───── Supplied data ─────

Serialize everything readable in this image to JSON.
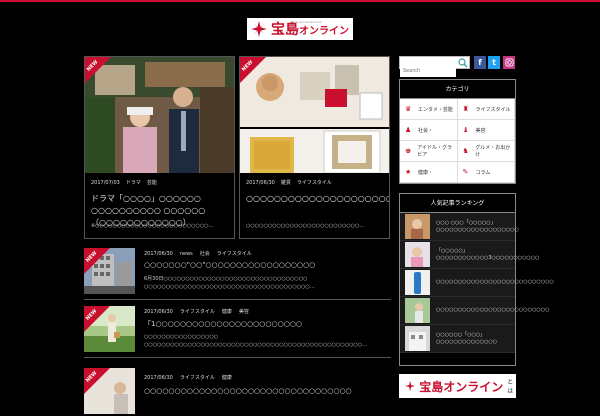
{
  "header": {
    "logo_text": "宝島",
    "logo_text2": "オンライン",
    "logo_tagline": "takarajimashaonline"
  },
  "badge": "NEW",
  "featured": [
    {
      "date": "2017/07/03",
      "tags": [
        "ドラマ",
        "芸能"
      ],
      "title": "ドラマ「○○○○」○○○○○○ ○○○○○○○○○○ ○○○○○○（○○○○○○○○○○○○）",
      "desc": "※○○○○○○○○○○○○○○○○○○○○○○○○○○..."
    },
    {
      "date": "2017/06/30",
      "tags": [
        "雑貨",
        "ライフスタイル"
      ],
      "title": "○○○○○○○○○○○○○○○○○○○○○○○○○○○○○○○○○○○○",
      "desc": "○○○○○○○○○○○○○○○○○○○○○○○○○○..."
    }
  ],
  "list": [
    {
      "date": "2017/06/30",
      "tags": [
        "news",
        "社会",
        "ライフスタイル"
      ],
      "title": "○○○○○○○\"○○\"○○○○○○○○○○○○○○○○○○",
      "desc": "6月30日○○○○○○○○○○○○○○○○○○○○○○○○○○○○○○○○○ ○○○○○○○○○○○○○○○○○○○○○○○○○○○○○○○○○○○○○○..."
    },
    {
      "date": "2017/06/30",
      "tags": [
        "ライフスタイル",
        "健康",
        "美容"
      ],
      "title": "「1○○○○○○○○○○○○○○○○○○○○○○○○",
      "desc": "○○○○○○○○○○○○○○○○○ ○○○○○○○○○○○○○○○○○○○○○○○○○○○○○○○○○○○○○○○○○○○○○○○○○○..."
    },
    {
      "date": "2017/06/30",
      "tags": [
        "ライフスタイル",
        "健康"
      ],
      "title": "○○○○○○○○○○○○○○○○○○○○○○○○○○○○○○○○○○",
      "desc": ""
    }
  ],
  "sidebar": {
    "search_placeholder": "Search",
    "social": [
      "f",
      "t",
      "i"
    ],
    "category_head": "カテゴリ",
    "categories": [
      "エンタメ・芸能",
      "ライフスタイル",
      "社会・",
      "美容",
      "アイドル・グラビア",
      "グルメ・お出かけ",
      "健康・",
      "コラム"
    ],
    "ranking_head": "人気記事ランキング",
    "ranking": [
      "○○○ ○○○「○○○○○」○○○○○○○○○○○○○○○○○○○",
      "「○○○○○」○○○○○○○○○○○○3○○○○○○○○○○○",
      "○○○○○○○○○○○○○○○○○○○○○○○○○○○",
      "○○○○○○○○○○○○○○○○○○○○○○○○○○",
      "○○○○○○「○○○」○○○○○○○○○○○○○○"
    ],
    "about_brand": "宝島オンライン",
    "about_suffix": "とは"
  },
  "colors": {
    "accent": "#c8102e",
    "background": "#000000",
    "facebook": "#3b5998",
    "twitter": "#1da1f2",
    "instagram": "#c13584"
  }
}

─────

# Goal of the exercise
Write out the records above exactly as they appear, leaving out any pictures.

# In response
Serialize everything readable in this image to JSON.
{
  "header": {
    "logo_text": "宝島",
    "logo_text2": "オンライン",
    "logo_tagline": "takarajimashaonline"
  },
  "badge": "NEW",
  "featured": [
    {
      "date": "2017/07/03",
      "tags": [
        "ドラマ",
        "芸能"
      ],
      "title": "ドラマ「○○○○」○○○○○○ ○○○○○○○○○○ ○○○○○○（○○○○○○○○○○○○）",
      "desc": "※○○○○○○○○○○○○○○○○○○○○○○○○○○..."
    },
    {
      "date": "2017/06/30",
      "tags": [
        "雑貨",
        "ライフスタイル"
      ],
      "title": "○○○○○○○○○○○○○○○○○○○○○○○○○○○○○○○○○○○○",
      "desc": "○○○○○○○○○○○○○○○○○○○○○○○○○○..."
    }
  ],
  "list": [
    {
      "date": "2017/06/30",
      "tags": [
        "news",
        "社会",
        "ライフスタイル"
      ],
      "title": "○○○○○○○\"○○\"○○○○○○○○○○○○○○○○○○",
      "desc": "6月30日○○○○○○○○○○○○○○○○○○○○○○○○○○○○○○○○○ ○○○○○○○○○○○○○○○○○○○○○○○○○○○○○○○○○○○○○○..."
    },
    {
      "date": "2017/06/30",
      "tags": [
        "ライフスタイル",
        "健康",
        "美容"
      ],
      "title": "「1○○○○○○○○○○○○○○○○○○○○○○○○",
      "desc": "○○○○○○○○○○○○○○○○○ ○○○○○○○○○○○○○○○○○○○○○○○○○○○○○○○○○○○○○○○○○○○○○○○○○○..."
    },
    {
      "date": "2017/06/30",
      "tags": [
        "ライフスタイル",
        "健康"
      ],
      "title": "○○○○○○○○○○○○○○○○○○○○○○○○○○○○○○○○○○",
      "desc": ""
    }
  ],
  "sidebar": {
    "search_placeholder": "Search",
    "social": [
      "f",
      "t",
      "i"
    ],
    "category_head": "カテゴリ",
    "categories": [
      "エンタメ・芸能",
      "ライフスタイル",
      "社会・",
      "美容",
      "アイドル・グラビア",
      "グルメ・お出かけ",
      "健康・",
      "コラム"
    ],
    "ranking_head": "人気記事ランキング",
    "ranking": [
      "○○○ ○○○「○○○○○」○○○○○○○○○○○○○○○○○○○",
      "「○○○○○」○○○○○○○○○○○○3○○○○○○○○○○○",
      "○○○○○○○○○○○○○○○○○○○○○○○○○○○",
      "○○○○○○○○○○○○○○○○○○○○○○○○○○",
      "○○○○○○「○○○」○○○○○○○○○○○○○○"
    ],
    "about_brand": "宝島オンライン",
    "about_suffix": "とは"
  },
  "colors": {
    "accent": "#c8102e",
    "background": "#000000",
    "facebook": "#3b5998",
    "twitter": "#1da1f2",
    "instagram": "#c13584"
  }
}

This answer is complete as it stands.